## Stated exercise 1
From the wedding present forum thread, extract the passage starting with "Oh gosh who" and going on through "or your sister/brother.".
## Stated exercise 2
Do the following statements agree with the wedding present forum thread? For each, answer yes or no and quote the words of the thread that decide it.
(a) Nannetteph's husband was asked to be one of the sponsors.
(b) esv1226 recommends giving a set of china and silverware.
(c) esv1226 once served as a sponsor at a nephew's wedding.
## Stated exercise 3
What comes next in the wedding present forum thread? Write the text that follows its final line.

## Selected text
# Wedding Present



## Nannetteph (Aug 13, 2015)

So I got invited to a wedding when I get there in January 2016. So I asked them if I can get them a set of dishes & silverwares for their wedding presents. My nephew said if he can request something else instead. How about I pay for their honeymoon outside the country? Are you kidding me? I'm not an ATM. Am I going to encounter this kind of stuff? My own kids wouldn't dare ask that. 

My husband, who's an American was asked to be one of the sponsors. What is the expectations as sponsors, pay for part of the wedding? How much?


----------



## UltraFJ40 (May 20, 2014)

Nannetteph said:


> So I got invited to a wedding when I get there in January 2016. So I asked them if I can get them a set of dishes & silverwares for their wedding presents. My nephew said if he can request something else instead. How about I pay for their honeymoon outside the country? Are you kidding me? I'm not an ATM. Am I going to encounter this kind of stuff? My own kids wouldn't dare ask that.
> 
> My husband, who's an American was asked to be one of the sponsors. What is the expectations as sponsors, pay for part of the wedding? How much?


Sponsor = $$$

Yes, you'll most likely be asked these types of questions frequently, at least until you lay down the ground work letting them know the rules. Good luck.


----------



## M.C.A. (Feb 24, 2013)

Sounds wallet depressing, any party here, it's gonna be on your dime for sure. I'd show up late for that party, Do you need to go? already the signs out there... "We have no money" you pay please (they'll be asking for money) and leave early (still needing more money), you don't pay up big they frown, it's not worth any effort, my personal opinion. 

Oh gosh who needs it, aren't we the retiree's, shouldn't we enjoy our life and worry about ourselves, nobody here will care about us, no matter how much we spend, sorry but I've had so many bad experiences with in-laws, what a waste of time and effort, Nannetteph we now focus on ourselves and adopted kids only, just about everyone else is a complete and total waste of time.


----------



## esv1226 (Mar 13, 2014)

Unfortunately this could be the first of many. You'll have more relatives than you know.
I think rt ticket to Hongkong/Kota Kinabalu, etc specials with Cebu Air Pacific is less than the price of china & silverware set. If they know you are co-paying for the wedding, they'll spend more.
I would give cash and let them spend it the way they want. Something between P5,000-P10,000?+? depending on how close you are to them or your sister/brother.
I was a sponsor to a nephew's wedding years ago. I gave cash to my brother and told him I wanted to help with his expenses. Later, I was told that paid for the honeymoon.


----------



## fmartin_gila (May 15, 2011)

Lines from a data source
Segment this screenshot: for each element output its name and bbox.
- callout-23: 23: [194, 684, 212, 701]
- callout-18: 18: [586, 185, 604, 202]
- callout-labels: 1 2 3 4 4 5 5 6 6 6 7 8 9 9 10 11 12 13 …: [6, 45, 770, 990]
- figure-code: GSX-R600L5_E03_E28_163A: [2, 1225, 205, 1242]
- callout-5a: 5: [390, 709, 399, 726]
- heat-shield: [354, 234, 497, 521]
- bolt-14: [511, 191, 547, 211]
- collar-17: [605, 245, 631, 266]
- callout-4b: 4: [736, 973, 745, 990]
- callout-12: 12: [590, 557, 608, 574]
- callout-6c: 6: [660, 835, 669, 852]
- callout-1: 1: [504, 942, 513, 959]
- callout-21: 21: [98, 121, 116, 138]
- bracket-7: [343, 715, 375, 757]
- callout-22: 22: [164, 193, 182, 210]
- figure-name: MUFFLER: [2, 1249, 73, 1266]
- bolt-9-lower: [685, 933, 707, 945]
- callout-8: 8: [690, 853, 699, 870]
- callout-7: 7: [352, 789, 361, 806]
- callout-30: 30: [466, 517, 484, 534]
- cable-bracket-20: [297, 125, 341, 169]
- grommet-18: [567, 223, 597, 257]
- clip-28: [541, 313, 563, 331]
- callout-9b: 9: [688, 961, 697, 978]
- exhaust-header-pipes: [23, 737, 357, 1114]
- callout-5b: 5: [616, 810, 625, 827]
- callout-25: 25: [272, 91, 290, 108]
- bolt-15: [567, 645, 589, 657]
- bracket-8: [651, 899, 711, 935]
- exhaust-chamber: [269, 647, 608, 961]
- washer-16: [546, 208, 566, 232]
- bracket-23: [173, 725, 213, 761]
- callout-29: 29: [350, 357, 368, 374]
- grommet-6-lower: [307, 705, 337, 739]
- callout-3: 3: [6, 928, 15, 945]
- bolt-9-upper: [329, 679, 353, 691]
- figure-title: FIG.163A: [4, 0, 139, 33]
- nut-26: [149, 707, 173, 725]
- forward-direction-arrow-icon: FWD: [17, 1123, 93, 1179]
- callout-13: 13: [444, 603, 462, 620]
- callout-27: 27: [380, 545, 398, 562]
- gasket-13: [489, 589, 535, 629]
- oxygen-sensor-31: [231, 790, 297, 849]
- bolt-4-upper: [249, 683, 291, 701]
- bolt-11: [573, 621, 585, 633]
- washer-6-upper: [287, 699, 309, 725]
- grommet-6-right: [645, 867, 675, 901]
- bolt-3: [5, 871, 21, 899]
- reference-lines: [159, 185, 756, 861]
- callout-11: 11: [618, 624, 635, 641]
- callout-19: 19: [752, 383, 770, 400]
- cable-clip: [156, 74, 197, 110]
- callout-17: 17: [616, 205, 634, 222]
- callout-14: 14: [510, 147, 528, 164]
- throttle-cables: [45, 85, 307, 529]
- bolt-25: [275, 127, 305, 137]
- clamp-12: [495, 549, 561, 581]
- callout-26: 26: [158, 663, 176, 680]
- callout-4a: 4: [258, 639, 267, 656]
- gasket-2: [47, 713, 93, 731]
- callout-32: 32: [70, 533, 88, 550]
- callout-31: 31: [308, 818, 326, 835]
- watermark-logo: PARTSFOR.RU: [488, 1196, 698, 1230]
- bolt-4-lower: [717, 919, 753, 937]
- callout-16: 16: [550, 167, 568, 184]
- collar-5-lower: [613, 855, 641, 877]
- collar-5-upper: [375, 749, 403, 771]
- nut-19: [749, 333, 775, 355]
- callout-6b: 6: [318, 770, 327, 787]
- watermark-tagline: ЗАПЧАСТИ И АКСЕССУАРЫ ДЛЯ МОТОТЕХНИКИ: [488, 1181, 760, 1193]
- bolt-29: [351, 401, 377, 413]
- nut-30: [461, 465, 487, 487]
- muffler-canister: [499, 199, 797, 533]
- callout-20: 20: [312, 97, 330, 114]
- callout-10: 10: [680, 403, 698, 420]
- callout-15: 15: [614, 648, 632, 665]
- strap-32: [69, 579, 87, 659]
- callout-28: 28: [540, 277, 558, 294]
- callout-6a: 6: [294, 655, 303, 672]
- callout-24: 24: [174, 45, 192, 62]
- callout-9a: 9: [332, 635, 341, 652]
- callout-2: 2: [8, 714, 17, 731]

## Written response 1
Oh gosh who needs it, aren't we the retiree's, shouldn't we enjoy our life and worry about ourselves, nobody here will care about us, no matter how much we spend, sorry but I've had so many bad experiences with in-laws, what a waste of time and effort, Nannetteph we now focus on ourselves and adopted kids only, just about everyone else is a complete and total waste of time.


----------



## esv1226 (Mar 13, 2014)

Unfortunately this could be the first of many. You'll have more relatives than you know.
I think rt ticket to Hongkong/Kota Kinabalu, etc specials with Cebu Air Pacific is less than the price of china & silverware set. If they know you are co-paying for the wedding, they'll spend more.
I would give cash and let them spend it the way they want. Something between P5,000-P10,000?+? depending on how close you are to them or your sister/brother.

## Written response 2
(a) Yes: "My husband, who's an American was asked to be one of the sponsors."
(b) No: "I would give cash and let them spend it the way they want."
(c) Yes: "I was a sponsor to a nephew's wedding years ago."

## Written response 3
We don't get invited to so many functions since I have curtailed the "loans" and have not been asked to sponsor for any baptisms and such anymore either. Getting to be known as the tight Cano since I feel I don't need help spending what I have worked my whole life for.

Fred


----------



## pijoe (Jul 21, 2015)

A couple of years ago my wife went to her cousins wedding outside of Manila. My wife, brother in law and sister in law met with various extended family to travel from Manila to where the wedding was going to be held several hours outside the city. My wife agreed to rent a car and fit as many people in as would fit. They went to the wedding and afterword their car and driver agreed to drive them to the Pasay bus terminal for the trip back to zambales and the rest of the passengers that had ridden down with them back to Don Boscoe where the trip had originated. At this point there was a giant screaming match from 15 or so other friends of relatives that we dont even know demanding that she pay for their pamasahe back to Manila. My wife left them standing on the side of the road. Thats what 25 years of busting her butt on the night shift has taught my better half! She tolerates absolutely no B.S. from the entitled. In all fairness she spent over $150 attending to the needs of others traveling in the group and had reached her limit of exasperation at the forwardness of their demands.


----------



## Tukaram (Dec 18, 2014)

This is a good opportunity to let them hear you say "no" - and mean it. 

We just got a new ATM in town I send them to...an Automatic Tubig Machine!


----------



## galactic (Dec 2, 2014)

I was once invited to be a main sponsor in a wedding. 
I gave them a gift certificate at SM appliances for 5,000 pesos.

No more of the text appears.